[Saved entries]
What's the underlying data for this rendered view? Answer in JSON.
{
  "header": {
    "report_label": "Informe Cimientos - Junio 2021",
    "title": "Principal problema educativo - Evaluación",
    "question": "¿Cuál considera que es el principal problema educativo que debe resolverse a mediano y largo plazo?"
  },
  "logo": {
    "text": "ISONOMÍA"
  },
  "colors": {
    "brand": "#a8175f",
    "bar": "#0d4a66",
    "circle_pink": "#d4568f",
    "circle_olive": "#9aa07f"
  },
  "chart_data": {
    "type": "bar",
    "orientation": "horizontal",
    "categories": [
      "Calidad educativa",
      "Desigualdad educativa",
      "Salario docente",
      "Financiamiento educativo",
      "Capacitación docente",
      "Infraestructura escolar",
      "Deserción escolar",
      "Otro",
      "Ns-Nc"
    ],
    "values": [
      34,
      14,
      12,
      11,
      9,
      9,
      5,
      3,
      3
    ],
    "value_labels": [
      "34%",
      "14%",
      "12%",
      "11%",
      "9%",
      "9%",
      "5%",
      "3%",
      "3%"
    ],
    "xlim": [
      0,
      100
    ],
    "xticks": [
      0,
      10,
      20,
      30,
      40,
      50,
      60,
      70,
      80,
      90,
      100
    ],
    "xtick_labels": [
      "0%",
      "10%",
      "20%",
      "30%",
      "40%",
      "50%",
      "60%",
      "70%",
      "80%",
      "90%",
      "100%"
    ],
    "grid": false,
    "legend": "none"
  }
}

### Short task
Count every line in the entries above where the word "docente" appears; respond with the number alone.

### Result
2